▶ _Task requirements_: Reproduce the material below line for line, changing nothing.

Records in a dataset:
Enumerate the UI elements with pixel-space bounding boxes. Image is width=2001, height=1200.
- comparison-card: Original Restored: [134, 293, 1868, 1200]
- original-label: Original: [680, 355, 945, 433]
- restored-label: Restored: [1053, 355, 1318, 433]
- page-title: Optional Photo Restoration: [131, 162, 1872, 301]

▶ _Finished exercise_:
Enumerate the UI elements with pixel-space bounding boxes. Image is width=2001, height=1200.
- comparison-card: Original Restored: [134, 293, 1868, 1200]
- original-label: Original: [680, 355, 945, 433]
- restored-label: Restored: [1053, 355, 1318, 433]
- page-title: Optional Photo Restoration: [131, 162, 1872, 301]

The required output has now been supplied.